(Data records)
○ ○ ○ ○ ○ ○ ○
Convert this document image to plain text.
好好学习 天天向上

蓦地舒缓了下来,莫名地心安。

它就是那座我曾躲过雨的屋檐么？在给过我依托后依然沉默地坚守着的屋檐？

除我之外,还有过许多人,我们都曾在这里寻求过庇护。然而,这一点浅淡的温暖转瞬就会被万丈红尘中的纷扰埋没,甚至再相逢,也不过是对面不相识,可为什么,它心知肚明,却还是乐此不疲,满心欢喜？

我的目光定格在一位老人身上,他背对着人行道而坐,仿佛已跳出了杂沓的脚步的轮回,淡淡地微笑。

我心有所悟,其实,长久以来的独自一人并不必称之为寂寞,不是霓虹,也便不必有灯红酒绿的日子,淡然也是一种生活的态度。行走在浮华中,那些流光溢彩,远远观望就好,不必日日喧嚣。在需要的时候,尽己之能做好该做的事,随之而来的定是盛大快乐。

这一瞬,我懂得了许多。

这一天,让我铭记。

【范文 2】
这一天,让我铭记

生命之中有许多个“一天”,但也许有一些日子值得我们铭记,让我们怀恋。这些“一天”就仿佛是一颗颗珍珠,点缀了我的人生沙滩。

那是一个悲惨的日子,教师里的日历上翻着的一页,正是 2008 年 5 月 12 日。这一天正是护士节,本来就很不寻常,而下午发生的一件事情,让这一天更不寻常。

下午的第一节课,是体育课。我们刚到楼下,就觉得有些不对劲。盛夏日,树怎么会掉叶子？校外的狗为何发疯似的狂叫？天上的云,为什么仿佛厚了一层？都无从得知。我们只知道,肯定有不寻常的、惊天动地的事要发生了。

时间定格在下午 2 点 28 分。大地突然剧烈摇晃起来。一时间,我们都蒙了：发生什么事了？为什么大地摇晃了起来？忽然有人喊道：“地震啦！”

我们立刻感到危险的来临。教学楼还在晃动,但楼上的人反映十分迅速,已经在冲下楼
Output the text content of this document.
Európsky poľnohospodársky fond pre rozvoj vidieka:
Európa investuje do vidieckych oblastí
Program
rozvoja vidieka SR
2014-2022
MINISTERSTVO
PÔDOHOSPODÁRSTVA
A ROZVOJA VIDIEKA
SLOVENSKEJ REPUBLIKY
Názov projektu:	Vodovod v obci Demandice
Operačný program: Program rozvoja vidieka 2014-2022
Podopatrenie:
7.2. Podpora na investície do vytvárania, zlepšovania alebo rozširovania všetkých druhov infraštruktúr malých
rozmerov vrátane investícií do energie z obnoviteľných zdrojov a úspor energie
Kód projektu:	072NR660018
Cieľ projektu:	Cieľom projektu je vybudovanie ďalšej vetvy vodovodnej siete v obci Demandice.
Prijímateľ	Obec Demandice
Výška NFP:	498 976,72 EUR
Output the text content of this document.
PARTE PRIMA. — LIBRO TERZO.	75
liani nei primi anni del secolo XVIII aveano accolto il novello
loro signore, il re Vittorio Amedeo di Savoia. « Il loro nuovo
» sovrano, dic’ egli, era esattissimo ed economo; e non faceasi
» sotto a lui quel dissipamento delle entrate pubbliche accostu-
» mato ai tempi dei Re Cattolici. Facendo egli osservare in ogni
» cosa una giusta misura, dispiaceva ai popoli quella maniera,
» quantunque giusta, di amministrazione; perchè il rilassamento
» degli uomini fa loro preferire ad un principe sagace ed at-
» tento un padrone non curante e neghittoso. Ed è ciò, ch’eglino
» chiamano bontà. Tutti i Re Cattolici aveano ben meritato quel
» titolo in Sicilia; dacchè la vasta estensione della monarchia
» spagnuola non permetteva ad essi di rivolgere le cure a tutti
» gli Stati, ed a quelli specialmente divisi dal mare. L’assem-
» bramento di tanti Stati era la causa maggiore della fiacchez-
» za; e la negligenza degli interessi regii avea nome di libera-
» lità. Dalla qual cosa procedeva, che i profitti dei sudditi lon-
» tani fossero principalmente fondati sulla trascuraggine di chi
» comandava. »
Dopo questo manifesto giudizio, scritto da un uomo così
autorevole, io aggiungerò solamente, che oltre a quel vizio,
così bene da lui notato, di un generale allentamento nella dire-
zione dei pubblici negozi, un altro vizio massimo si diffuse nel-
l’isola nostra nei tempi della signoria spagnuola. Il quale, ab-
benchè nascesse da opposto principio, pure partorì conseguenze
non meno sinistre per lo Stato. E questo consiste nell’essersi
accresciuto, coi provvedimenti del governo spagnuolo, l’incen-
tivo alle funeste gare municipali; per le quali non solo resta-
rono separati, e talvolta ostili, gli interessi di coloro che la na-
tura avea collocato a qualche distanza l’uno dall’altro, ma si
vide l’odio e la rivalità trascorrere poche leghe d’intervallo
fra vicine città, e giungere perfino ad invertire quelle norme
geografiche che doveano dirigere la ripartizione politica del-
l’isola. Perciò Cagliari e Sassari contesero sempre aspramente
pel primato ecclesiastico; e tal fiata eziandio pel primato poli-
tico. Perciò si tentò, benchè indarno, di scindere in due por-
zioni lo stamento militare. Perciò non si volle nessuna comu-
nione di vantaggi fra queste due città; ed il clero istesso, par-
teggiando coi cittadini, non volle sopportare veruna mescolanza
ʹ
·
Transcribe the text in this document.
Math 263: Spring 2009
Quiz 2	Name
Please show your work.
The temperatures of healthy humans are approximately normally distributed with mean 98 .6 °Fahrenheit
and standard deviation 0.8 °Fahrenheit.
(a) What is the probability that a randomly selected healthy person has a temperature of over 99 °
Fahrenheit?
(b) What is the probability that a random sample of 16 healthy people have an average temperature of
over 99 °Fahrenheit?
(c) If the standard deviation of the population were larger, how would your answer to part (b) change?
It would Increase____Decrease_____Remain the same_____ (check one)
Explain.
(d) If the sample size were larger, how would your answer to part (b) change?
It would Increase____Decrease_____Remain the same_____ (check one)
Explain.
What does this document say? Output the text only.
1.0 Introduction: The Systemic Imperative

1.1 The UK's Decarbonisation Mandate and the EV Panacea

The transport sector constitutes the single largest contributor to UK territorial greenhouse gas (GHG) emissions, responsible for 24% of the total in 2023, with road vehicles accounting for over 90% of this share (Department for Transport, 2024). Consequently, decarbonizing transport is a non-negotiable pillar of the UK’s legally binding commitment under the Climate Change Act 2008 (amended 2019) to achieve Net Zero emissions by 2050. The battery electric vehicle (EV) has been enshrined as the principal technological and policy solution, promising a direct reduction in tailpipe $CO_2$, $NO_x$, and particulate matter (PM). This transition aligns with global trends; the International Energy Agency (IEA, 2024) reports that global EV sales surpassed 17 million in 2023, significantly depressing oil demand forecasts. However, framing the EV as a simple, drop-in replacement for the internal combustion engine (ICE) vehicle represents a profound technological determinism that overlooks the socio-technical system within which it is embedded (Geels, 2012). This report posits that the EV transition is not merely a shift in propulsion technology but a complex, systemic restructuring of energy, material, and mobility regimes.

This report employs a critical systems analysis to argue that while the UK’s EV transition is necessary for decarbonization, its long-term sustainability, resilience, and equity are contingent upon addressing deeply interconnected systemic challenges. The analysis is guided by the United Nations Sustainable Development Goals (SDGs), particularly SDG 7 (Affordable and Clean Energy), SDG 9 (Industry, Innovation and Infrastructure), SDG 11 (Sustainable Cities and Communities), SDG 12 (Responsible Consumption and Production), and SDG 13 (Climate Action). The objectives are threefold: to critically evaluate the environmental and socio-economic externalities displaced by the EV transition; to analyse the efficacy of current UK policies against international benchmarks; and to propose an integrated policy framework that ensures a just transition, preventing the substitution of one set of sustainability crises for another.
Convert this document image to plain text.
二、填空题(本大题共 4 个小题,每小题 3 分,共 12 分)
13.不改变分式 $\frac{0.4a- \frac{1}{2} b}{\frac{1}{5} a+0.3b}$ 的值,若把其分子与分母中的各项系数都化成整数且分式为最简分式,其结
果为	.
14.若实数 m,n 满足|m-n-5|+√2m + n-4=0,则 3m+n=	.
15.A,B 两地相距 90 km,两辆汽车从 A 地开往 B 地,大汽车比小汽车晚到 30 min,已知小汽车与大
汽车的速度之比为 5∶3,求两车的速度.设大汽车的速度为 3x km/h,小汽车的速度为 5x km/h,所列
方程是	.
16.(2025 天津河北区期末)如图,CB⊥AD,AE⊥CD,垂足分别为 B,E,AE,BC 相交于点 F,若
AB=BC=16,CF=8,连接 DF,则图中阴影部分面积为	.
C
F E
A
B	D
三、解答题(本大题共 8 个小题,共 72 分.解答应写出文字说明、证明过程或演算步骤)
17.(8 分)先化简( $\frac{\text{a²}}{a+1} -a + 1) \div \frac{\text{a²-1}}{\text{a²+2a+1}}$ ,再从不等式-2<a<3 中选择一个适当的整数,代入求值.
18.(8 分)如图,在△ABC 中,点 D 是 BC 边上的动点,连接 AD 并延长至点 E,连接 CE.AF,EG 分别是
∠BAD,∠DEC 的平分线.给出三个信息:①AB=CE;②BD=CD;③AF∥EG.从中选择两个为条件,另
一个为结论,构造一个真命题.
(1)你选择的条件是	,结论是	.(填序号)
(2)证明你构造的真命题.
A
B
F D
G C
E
○ ○ ○ ○ ○ ○ ○
(Your goal)
Return only those lines of the records that contain the string "What".

(Response to the exercise)
(a) What is the probability that a randomly selected healthy person has a temperature of over 99 °
(b) What is the probability that a random sample of 16 healthy people have an average temperature of
What does this document say? Output the text only.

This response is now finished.